Go through the listing and return every line with "JSON" in it.

#### ENTRIES SUPPLIED ####

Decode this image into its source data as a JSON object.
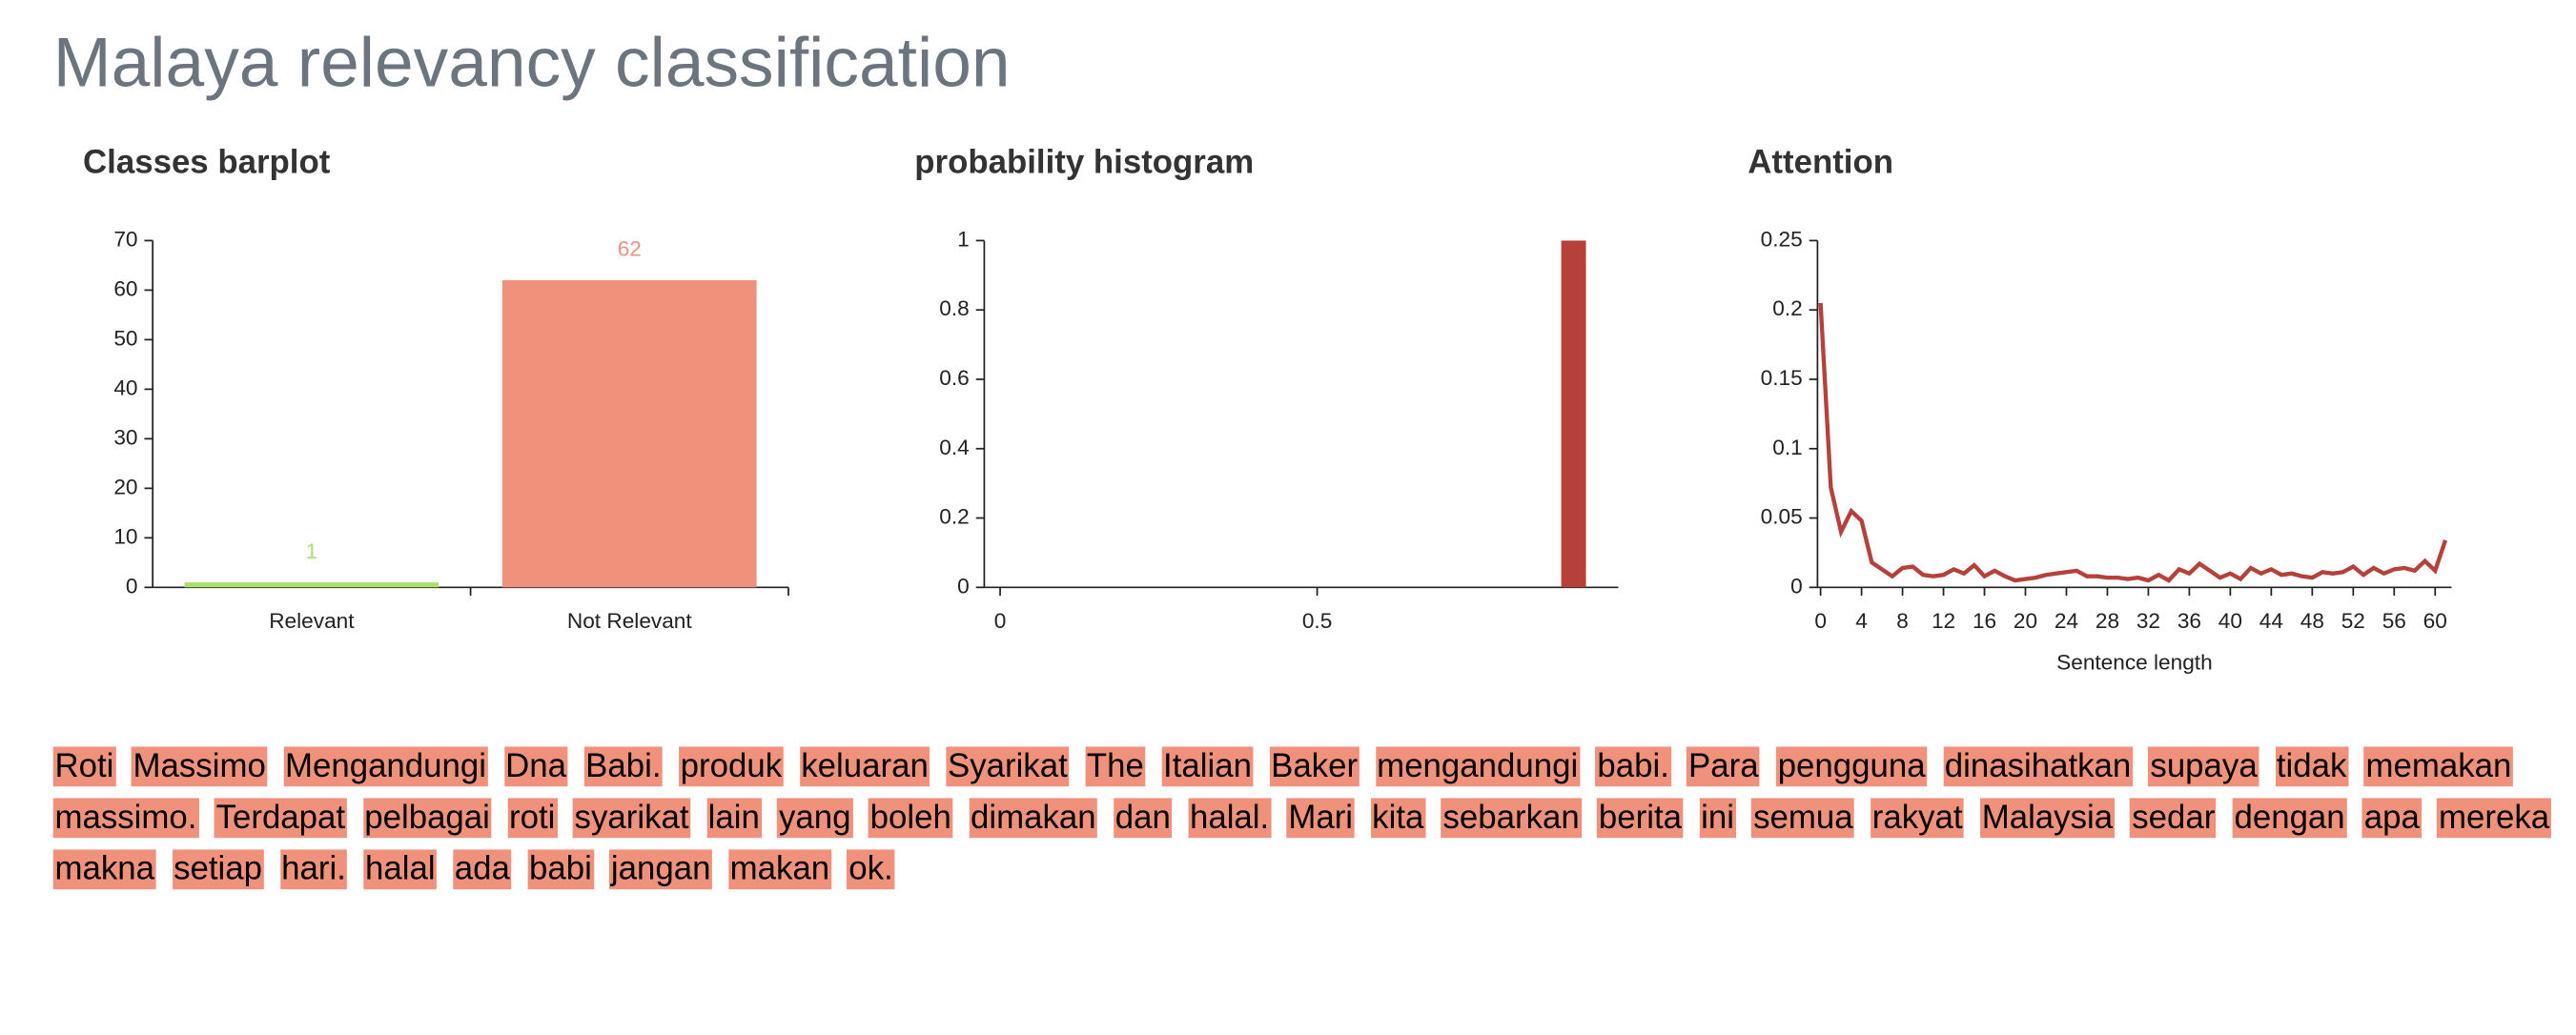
{
  "title": "Malaya relevancy classification",
  "chart_data": [
    {
      "type": "bar",
      "title": "Classes barplot",
      "categories": [
        "Relevant",
        "Not Relevant"
      ],
      "values": [
        1,
        62
      ],
      "colors": [
        "#a6e36b",
        "#f0927b"
      ],
      "ylim": [
        0,
        70
      ],
      "yticks": [
        0,
        10,
        20,
        30,
        40,
        50,
        60,
        70
      ]
    },
    {
      "type": "histogram",
      "title": "probability histogram",
      "bins": [
        0.885,
        0.924
      ],
      "values": [
        1
      ],
      "color": "#b5413a",
      "xlim": [
        -0.025,
        0.975
      ],
      "xticks": [
        0,
        0.5
      ],
      "ylim": [
        0,
        1
      ],
      "yticks": [
        0,
        0.2,
        0.4,
        0.6,
        0.8,
        1
      ]
    },
    {
      "type": "line",
      "title": "Attention",
      "xlabel": "Sentence length",
      "color": "#b5413a",
      "x": [
        0,
        1,
        2,
        3,
        4,
        5,
        6,
        7,
        8,
        9,
        10,
        11,
        12,
        13,
        14,
        15,
        16,
        17,
        18,
        19,
        20,
        21,
        22,
        23,
        24,
        25,
        26,
        27,
        28,
        29,
        30,
        31,
        32,
        33,
        34,
        35,
        36,
        37,
        38,
        39,
        40,
        41,
        42,
        43,
        44,
        45,
        46,
        47,
        48,
        49,
        50,
        51,
        52,
        53,
        54,
        55,
        56,
        57,
        58,
        59,
        60,
        61
      ],
      "values": [
        0.205,
        0.072,
        0.04,
        0.055,
        0.048,
        0.018,
        0.013,
        0.008,
        0.014,
        0.015,
        0.009,
        0.008,
        0.009,
        0.013,
        0.01,
        0.016,
        0.008,
        0.012,
        0.008,
        0.005,
        0.006,
        0.007,
        0.009,
        0.01,
        0.011,
        0.012,
        0.008,
        0.008,
        0.007,
        0.007,
        0.006,
        0.007,
        0.005,
        0.009,
        0.005,
        0.013,
        0.01,
        0.017,
        0.012,
        0.007,
        0.01,
        0.006,
        0.014,
        0.01,
        0.013,
        0.009,
        0.01,
        0.008,
        0.007,
        0.011,
        0.01,
        0.011,
        0.015,
        0.009,
        0.014,
        0.01,
        0.013,
        0.014,
        0.012,
        0.019,
        0.012,
        0.034
      ],
      "xlim": [
        -0.3,
        61.6
      ],
      "xticks": [
        0,
        4,
        8,
        12,
        16,
        20,
        24,
        28,
        32,
        36,
        40,
        44,
        48,
        52,
        56,
        60
      ],
      "ylim": [
        0,
        0.25
      ],
      "yticks": [
        0,
        0.05,
        0.1,
        0.15,
        0.2,
        0.25
      ]
    }
  ],
  "text": {
    "tokens": [
      "Roti",
      "Massimo",
      "Mengandungi",
      "Dna",
      "Babi.",
      "produk",
      "keluaran",
      "Syarikat",
      "The",
      "Italian",
      "Baker",
      "mengandungi",
      "babi.",
      "Para",
      "pengguna",
      "dinasihatkan",
      "supaya",
      "tidak",
      "memakan",
      "massimo.",
      "Terdapat",
      "pelbagai",
      "roti",
      "syarikat",
      "lain",
      "yang",
      "boleh",
      "dimakan",
      "dan",
      "halal.",
      "Mari",
      "kita",
      "sebarkan",
      "berita",
      "ini",
      "semua",
      "rakyat",
      "Malaysia",
      "sedar",
      "dengan",
      "apa",
      "mereka",
      "makna",
      "setiap",
      "hari.",
      "halal",
      "ada",
      "babi",
      "jangan",
      "makan",
      "ok."
    ]
  }
}
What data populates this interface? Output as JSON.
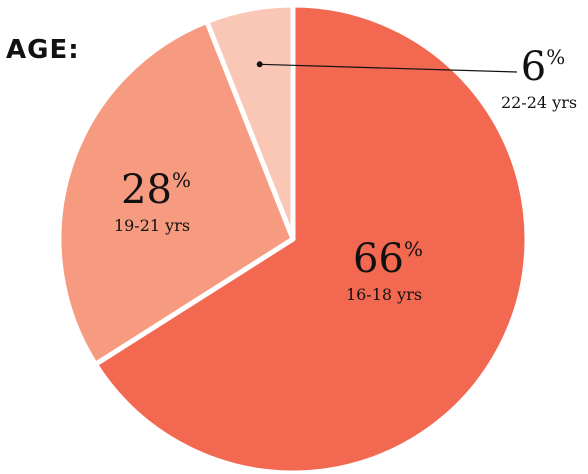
{
  "chart_data": {
    "type": "pie",
    "title": "AGE:",
    "categories": [
      "16-18 yrs",
      "19-21 yrs",
      "22-24 yrs"
    ],
    "values": [
      66,
      28,
      6
    ],
    "value_labels": [
      "66",
      "28",
      "6"
    ],
    "percent_symbol": "%",
    "colors": [
      "#F26850",
      "#F69A80",
      "#FAC7B6"
    ],
    "separator_color": "#ffffff",
    "start_angle_deg": 0,
    "direction": "clockwise"
  }
}
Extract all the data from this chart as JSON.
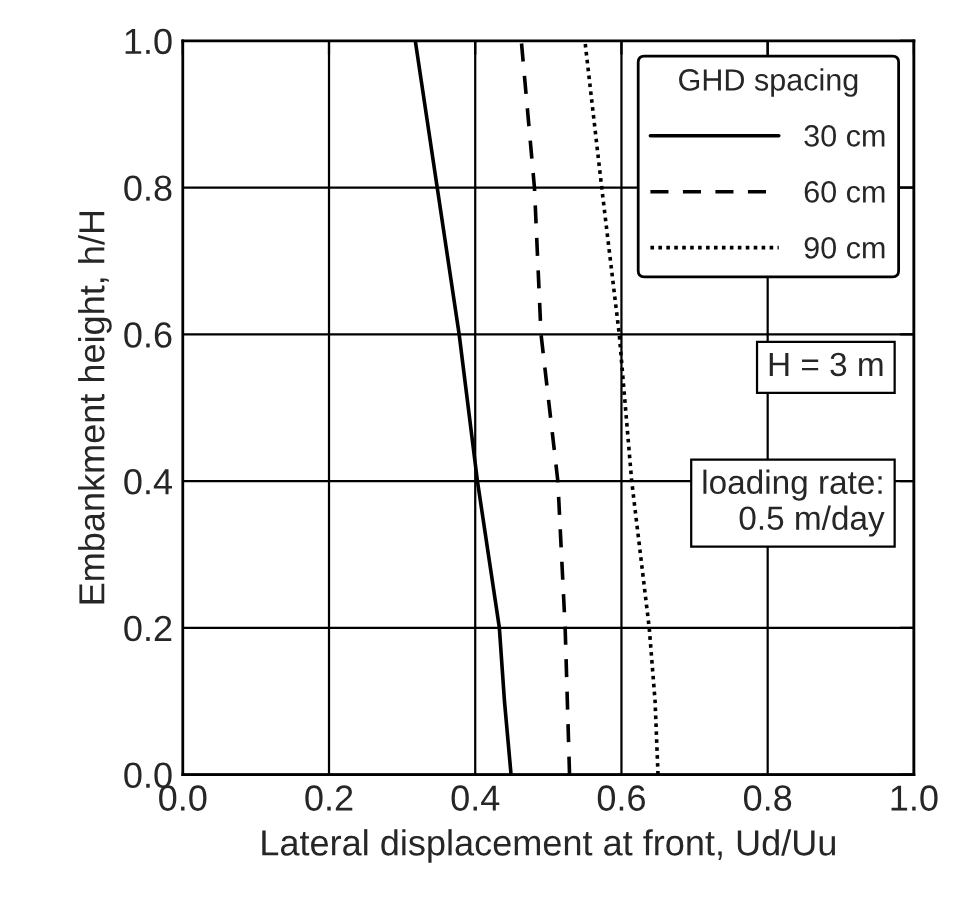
{
  "chart_data": {
    "type": "line",
    "xlabel": "Lateral displacement at front, Ud/Uu",
    "ylabel": "Embankment height, h/H",
    "xlim": [
      0.0,
      1.0
    ],
    "ylim": [
      0.0,
      1.0
    ],
    "xticks": [
      {
        "value": 0.0,
        "label": "0.0"
      },
      0.2,
      0.4,
      0.6,
      0.8,
      {
        "value": 1.0,
        "label": "1.0"
      }
    ],
    "yticks": [
      {
        "value": 0.0,
        "label": "0.0"
      },
      0.2,
      0.4,
      0.6,
      0.8,
      {
        "value": 1.0,
        "label": "1.0"
      }
    ],
    "grid": true,
    "legend": "top right",
    "legend_title": "GHD spacing",
    "marker": "none",
    "annotations": [
      "H = 3 m",
      "loading rate:\n0.5 m/day"
    ],
    "series": [
      {
        "name": "30 cm",
        "color": "#000000",
        "line_style": "solid",
        "x": [
          0.449,
          0.44,
          0.433,
          0.403,
          0.378,
          0.348,
          0.318
        ],
        "values": [
          0.0,
          0.1,
          0.2,
          0.4,
          0.6,
          0.8,
          1.0
        ]
      },
      {
        "name": "60 cm",
        "color": "#000000",
        "line_style": "dashed",
        "x": [
          0.529,
          0.523,
          0.513,
          0.49,
          0.481,
          0.463
        ],
        "values": [
          0.0,
          0.2,
          0.4,
          0.6,
          0.8,
          1.0
        ]
      },
      {
        "name": "90 cm",
        "color": "#000000",
        "line_style": "dotted",
        "x": [
          0.65,
          0.646,
          0.638,
          0.614,
          0.597,
          0.573,
          0.55
        ],
        "values": [
          0.0,
          0.1,
          0.2,
          0.4,
          0.6,
          0.8,
          1.0
        ]
      }
    ]
  }
}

####

• _ANSWER TO THIS PROBLEM_
Decode this image into its source data as a JSON object.
What data populates this interface? Output as JSON.
Extract all the data from this chart as JSON.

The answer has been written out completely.